SHORT TASK
Write out the records that appear below, verbatim and complete, but without pictures.

(Entries taken from a collection)
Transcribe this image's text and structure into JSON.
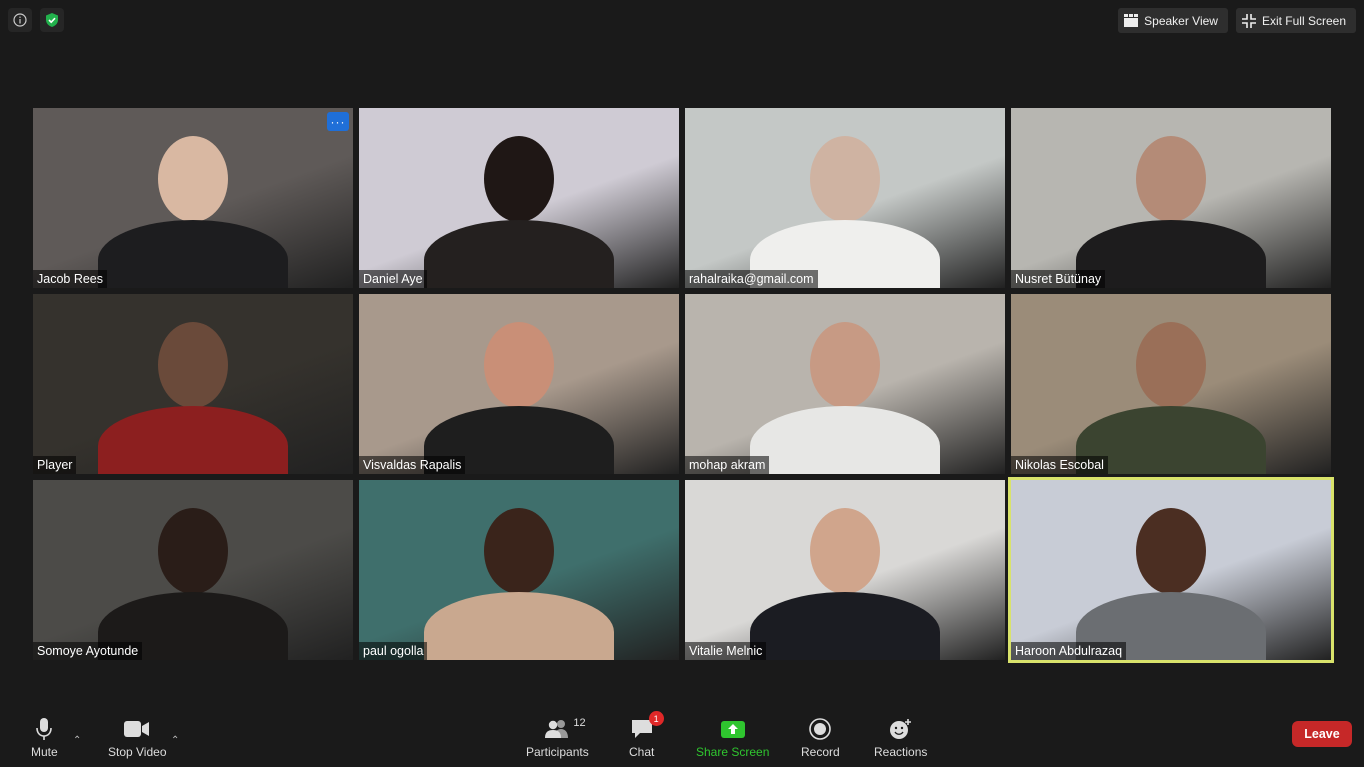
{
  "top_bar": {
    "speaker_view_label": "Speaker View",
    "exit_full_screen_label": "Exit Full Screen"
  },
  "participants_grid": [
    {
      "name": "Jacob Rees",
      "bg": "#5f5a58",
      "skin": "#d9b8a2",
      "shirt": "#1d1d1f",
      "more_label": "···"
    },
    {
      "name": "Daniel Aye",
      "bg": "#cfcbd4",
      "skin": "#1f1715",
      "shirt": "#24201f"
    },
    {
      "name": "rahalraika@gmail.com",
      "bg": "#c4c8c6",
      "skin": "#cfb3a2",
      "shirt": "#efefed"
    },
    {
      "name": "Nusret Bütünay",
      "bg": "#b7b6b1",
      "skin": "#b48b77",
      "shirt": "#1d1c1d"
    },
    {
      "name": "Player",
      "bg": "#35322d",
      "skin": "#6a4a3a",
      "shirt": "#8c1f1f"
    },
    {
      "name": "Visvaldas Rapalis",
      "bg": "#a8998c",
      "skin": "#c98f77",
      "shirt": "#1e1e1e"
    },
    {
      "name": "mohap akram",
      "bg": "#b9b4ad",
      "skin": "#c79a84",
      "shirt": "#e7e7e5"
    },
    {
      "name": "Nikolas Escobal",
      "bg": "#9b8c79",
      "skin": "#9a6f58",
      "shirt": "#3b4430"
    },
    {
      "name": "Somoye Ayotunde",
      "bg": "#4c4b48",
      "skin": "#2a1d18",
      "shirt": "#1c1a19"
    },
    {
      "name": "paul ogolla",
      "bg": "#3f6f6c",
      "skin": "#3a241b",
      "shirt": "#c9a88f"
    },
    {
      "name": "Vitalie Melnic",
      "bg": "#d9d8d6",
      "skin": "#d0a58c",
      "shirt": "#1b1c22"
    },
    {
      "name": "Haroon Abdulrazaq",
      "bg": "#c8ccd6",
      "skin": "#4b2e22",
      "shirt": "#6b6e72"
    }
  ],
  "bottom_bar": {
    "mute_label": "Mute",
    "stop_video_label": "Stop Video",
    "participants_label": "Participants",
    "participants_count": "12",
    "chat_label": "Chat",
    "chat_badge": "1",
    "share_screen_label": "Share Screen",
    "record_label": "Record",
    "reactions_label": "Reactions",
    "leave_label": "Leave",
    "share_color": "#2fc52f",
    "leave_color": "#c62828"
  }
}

REPLY
Transcribe this image's text and structure into JSON.
{
  "top_bar": {
    "speaker_view_label": "Speaker View",
    "exit_full_screen_label": "Exit Full Screen"
  },
  "participants_grid": [
    {
      "name": "Jacob Rees",
      "bg": "#5f5a58",
      "skin": "#d9b8a2",
      "shirt": "#1d1d1f",
      "more_label": "···"
    },
    {
      "name": "Daniel Aye",
      "bg": "#cfcbd4",
      "skin": "#1f1715",
      "shirt": "#24201f"
    },
    {
      "name": "rahalraika@gmail.com",
      "bg": "#c4c8c6",
      "skin": "#cfb3a2",
      "shirt": "#efefed"
    },
    {
      "name": "Nusret Bütünay",
      "bg": "#b7b6b1",
      "skin": "#b48b77",
      "shirt": "#1d1c1d"
    },
    {
      "name": "Player",
      "bg": "#35322d",
      "skin": "#6a4a3a",
      "shirt": "#8c1f1f"
    },
    {
      "name": "Visvaldas Rapalis",
      "bg": "#a8998c",
      "skin": "#c98f77",
      "shirt": "#1e1e1e"
    },
    {
      "name": "mohap akram",
      "bg": "#b9b4ad",
      "skin": "#c79a84",
      "shirt": "#e7e7e5"
    },
    {
      "name": "Nikolas Escobal",
      "bg": "#9b8c79",
      "skin": "#9a6f58",
      "shirt": "#3b4430"
    },
    {
      "name": "Somoye Ayotunde",
      "bg": "#4c4b48",
      "skin": "#2a1d18",
      "shirt": "#1c1a19"
    },
    {
      "name": "paul ogolla",
      "bg": "#3f6f6c",
      "skin": "#3a241b",
      "shirt": "#c9a88f"
    },
    {
      "name": "Vitalie Melnic",
      "bg": "#d9d8d6",
      "skin": "#d0a58c",
      "shirt": "#1b1c22"
    },
    {
      "name": "Haroon Abdulrazaq",
      "bg": "#c8ccd6",
      "skin": "#4b2e22",
      "shirt": "#6b6e72"
    }
  ],
  "bottom_bar": {
    "mute_label": "Mute",
    "stop_video_label": "Stop Video",
    "participants_label": "Participants",
    "participants_count": "12",
    "chat_label": "Chat",
    "chat_badge": "1",
    "share_screen_label": "Share Screen",
    "record_label": "Record",
    "reactions_label": "Reactions",
    "leave_label": "Leave",
    "share_color": "#2fc52f",
    "leave_color": "#c62828"
  }
}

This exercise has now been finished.